Collected data
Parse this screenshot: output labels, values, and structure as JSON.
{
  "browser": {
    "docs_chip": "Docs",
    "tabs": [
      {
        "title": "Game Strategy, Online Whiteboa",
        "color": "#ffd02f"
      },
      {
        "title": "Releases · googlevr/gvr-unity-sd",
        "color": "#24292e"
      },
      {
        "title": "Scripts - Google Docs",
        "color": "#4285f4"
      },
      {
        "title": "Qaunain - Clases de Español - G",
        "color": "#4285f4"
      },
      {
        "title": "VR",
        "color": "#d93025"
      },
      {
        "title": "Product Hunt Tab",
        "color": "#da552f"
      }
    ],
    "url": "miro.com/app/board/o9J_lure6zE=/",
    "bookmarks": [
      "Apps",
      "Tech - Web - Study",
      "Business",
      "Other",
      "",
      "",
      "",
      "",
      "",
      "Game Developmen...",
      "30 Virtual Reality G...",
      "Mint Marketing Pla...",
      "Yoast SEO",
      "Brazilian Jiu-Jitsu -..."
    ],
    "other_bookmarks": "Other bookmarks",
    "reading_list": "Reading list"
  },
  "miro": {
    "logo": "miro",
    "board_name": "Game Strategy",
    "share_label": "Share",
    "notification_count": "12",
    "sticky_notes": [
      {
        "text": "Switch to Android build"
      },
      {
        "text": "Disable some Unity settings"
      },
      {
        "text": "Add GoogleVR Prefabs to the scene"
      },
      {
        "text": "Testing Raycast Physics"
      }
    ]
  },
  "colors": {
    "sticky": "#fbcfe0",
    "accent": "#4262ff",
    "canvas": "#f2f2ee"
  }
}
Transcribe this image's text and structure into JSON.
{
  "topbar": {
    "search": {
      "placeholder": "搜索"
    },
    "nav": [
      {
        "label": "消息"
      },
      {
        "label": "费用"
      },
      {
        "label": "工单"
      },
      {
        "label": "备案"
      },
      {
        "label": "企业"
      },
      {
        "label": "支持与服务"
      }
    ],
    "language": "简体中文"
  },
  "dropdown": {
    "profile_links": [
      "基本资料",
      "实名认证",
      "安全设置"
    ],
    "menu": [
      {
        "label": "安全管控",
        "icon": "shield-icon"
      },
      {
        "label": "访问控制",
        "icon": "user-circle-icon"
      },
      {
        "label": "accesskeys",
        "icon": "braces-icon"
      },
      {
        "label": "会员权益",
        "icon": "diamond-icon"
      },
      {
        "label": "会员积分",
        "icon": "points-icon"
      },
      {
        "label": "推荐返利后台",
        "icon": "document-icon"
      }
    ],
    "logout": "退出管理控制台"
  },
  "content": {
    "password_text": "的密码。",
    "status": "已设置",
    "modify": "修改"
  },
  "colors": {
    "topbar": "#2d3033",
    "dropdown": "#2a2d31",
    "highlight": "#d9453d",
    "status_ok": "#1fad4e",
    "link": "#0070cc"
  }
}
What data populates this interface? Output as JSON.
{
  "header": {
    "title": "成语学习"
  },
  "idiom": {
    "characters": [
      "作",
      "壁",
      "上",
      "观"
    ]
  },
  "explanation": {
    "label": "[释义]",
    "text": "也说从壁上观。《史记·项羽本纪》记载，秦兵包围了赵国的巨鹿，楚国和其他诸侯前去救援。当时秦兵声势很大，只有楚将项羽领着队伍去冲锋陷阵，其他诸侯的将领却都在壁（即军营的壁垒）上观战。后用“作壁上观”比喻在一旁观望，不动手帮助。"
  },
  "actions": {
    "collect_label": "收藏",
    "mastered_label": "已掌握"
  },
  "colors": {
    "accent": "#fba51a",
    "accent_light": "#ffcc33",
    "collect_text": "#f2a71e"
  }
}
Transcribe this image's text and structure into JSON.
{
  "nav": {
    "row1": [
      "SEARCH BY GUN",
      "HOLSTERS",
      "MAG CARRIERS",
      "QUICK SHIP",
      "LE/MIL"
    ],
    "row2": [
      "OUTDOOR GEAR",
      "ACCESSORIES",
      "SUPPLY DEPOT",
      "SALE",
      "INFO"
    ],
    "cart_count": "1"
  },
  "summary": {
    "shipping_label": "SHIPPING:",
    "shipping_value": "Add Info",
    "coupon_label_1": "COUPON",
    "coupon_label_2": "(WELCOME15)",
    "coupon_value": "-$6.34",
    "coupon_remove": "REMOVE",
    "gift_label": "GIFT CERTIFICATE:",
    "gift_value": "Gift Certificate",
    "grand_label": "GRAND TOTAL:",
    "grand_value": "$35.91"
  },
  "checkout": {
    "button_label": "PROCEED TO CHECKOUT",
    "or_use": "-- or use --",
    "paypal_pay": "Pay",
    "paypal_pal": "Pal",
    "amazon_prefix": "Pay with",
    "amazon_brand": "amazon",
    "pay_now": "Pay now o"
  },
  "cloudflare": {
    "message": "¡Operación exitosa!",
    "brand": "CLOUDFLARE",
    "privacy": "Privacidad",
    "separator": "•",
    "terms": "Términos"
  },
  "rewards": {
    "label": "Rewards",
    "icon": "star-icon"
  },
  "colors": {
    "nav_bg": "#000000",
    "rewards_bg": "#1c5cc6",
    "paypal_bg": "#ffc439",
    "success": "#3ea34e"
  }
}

▶ [TASK TO COMPLETE] Retype the records above exactly.

▶ [WRITTEN RESPONSE]
Parse this screenshot: output labels, values, and structure as JSON.
{
  "browser": {
    "docs_chip": "Docs",
    "tabs": [
      {
        "title": "Game Strategy, Online Whiteboa",
        "color": "#ffd02f"
      },
      {
        "title": "Releases · googlevr/gvr-unity-sd",
        "color": "#24292e"
      },
      {
        "title": "Scripts - Google Docs",
        "color": "#4285f4"
      },
      {
        "title": "Qaunain - Clases de Español - G",
        "color": "#4285f4"
      },
      {
        "title": "VR",
        "color": "#d93025"
      },
      {
        "title": "Product Hunt Tab",
        "color": "#da552f"
      }
    ],
    "url": "miro.com/app/board/o9J_lure6zE=/",
    "bookmarks": [
      "Apps",
      "Tech - Web - Study",
      "Business",
      "Other",
      "",
      "",
      "",
      "",
      "",
      "Game Developmen...",
      "30 Virtual Reality G...",
      "Mint Marketing Pla...",
      "Yoast SEO",
      "Brazilian Jiu-Jitsu -..."
    ],
    "other_bookmarks": "Other bookmarks",
    "reading_list": "Reading list"
  },
  "miro": {
    "logo": "miro",
    "board_name": "Game Strategy",
    "share_label": "Share",
    "notification_count": "12",
    "sticky_notes": [
      {
        "text": "Switch to Android build"
      },
      {
        "text": "Disable some Unity settings"
      },
      {
        "text": "Add GoogleVR Prefabs to the scene"
      },
      {
        "text": "Testing Raycast Physics"
      }
    ]
  },
  "colors": {
    "sticky": "#fbcfe0",
    "accent": "#4262ff",
    "canvas": "#f2f2ee"
  }
}
Transcribe this image's text and structure into JSON.
{
  "topbar": {
    "search": {
      "placeholder": "搜索"
    },
    "nav": [
      {
        "label": "消息"
      },
      {
        "label": "费用"
      },
      {
        "label": "工单"
      },
      {
        "label": "备案"
      },
      {
        "label": "企业"
      },
      {
        "label": "支持与服务"
      }
    ],
    "language": "简体中文"
  },
  "dropdown": {
    "profile_links": [
      "基本资料",
      "实名认证",
      "安全设置"
    ],
    "menu": [
      {
        "label": "安全管控",
        "icon": "shield-icon"
      },
      {
        "label": "访问控制",
        "icon": "user-circle-icon"
      },
      {
        "label": "accesskeys",
        "icon": "braces-icon"
      },
      {
        "label": "会员权益",
        "icon": "diamond-icon"
      },
      {
        "label": "会员积分",
        "icon": "points-icon"
      },
      {
        "label": "推荐返利后台",
        "icon": "document-icon"
      }
    ],
    "logout": "退出管理控制台"
  },
  "content": {
    "password_text": "的密码。",
    "status": "已设置",
    "modify": "修改"
  },
  "colors": {
    "topbar": "#2d3033",
    "dropdown": "#2a2d31",
    "highlight": "#d9453d",
    "status_ok": "#1fad4e",
    "link": "#0070cc"
  }
}
What data populates this interface? Output as JSON.
{
  "header": {
    "title": "成语学习"
  },
  "idiom": {
    "characters": [
      "作",
      "壁",
      "上",
      "观"
    ]
  },
  "explanation": {
    "label": "[释义]",
    "text": "也说从壁上观。《史记·项羽本纪》记载，秦兵包围了赵国的巨鹿，楚国和其他诸侯前去救援。当时秦兵声势很大，只有楚将项羽领着队伍去冲锋陷阵，其他诸侯的将领却都在壁（即军营的壁垒）上观战。后用“作壁上观”比喻在一旁观望，不动手帮助。"
  },
  "actions": {
    "collect_label": "收藏",
    "mastered_label": "已掌握"
  },
  "colors": {
    "accent": "#fba51a",
    "accent_light": "#ffcc33",
    "collect_text": "#f2a71e"
  }
}
Transcribe this image's text and structure into JSON.
{
  "nav": {
    "row1": [
      "SEARCH BY GUN",
      "HOLSTERS",
      "MAG CARRIERS",
      "QUICK SHIP",
      "LE/MIL"
    ],
    "row2": [
      "OUTDOOR GEAR",
      "ACCESSORIES",
      "SUPPLY DEPOT",
      "SALE",
      "INFO"
    ],
    "cart_count": "1"
  },
  "summary": {
    "shipping_label": "SHIPPING:",
    "shipping_value": "Add Info",
    "coupon_label_1": "COUPON",
    "coupon_label_2": "(WELCOME15)",
    "coupon_value": "-$6.34",
    "coupon_remove": "REMOVE",
    "gift_label": "GIFT CERTIFICATE:",
    "gift_value": "Gift Certificate",
    "grand_label": "GRAND TOTAL:",
    "grand_value": "$35.91"
  },
  "checkout": {
    "button_label": "PROCEED TO CHECKOUT",
    "or_use": "-- or use --",
    "paypal_pay": "Pay",
    "paypal_pal": "Pal",
    "amazon_prefix": "Pay with",
    "amazon_brand": "amazon",
    "pay_now": "Pay now o"
  },
  "cloudflare": {
    "message": "¡Operación exitosa!",
    "brand": "CLOUDFLARE",
    "privacy": "Privacidad",
    "separator": "•",
    "terms": "Términos"
  },
  "rewards": {
    "label": "Rewards",
    "icon": "star-icon"
  },
  "colors": {
    "nav_bg": "#000000",
    "rewards_bg": "#1c5cc6",
    "paypal_bg": "#ffc439",
    "success": "#3ea34e"
  }
}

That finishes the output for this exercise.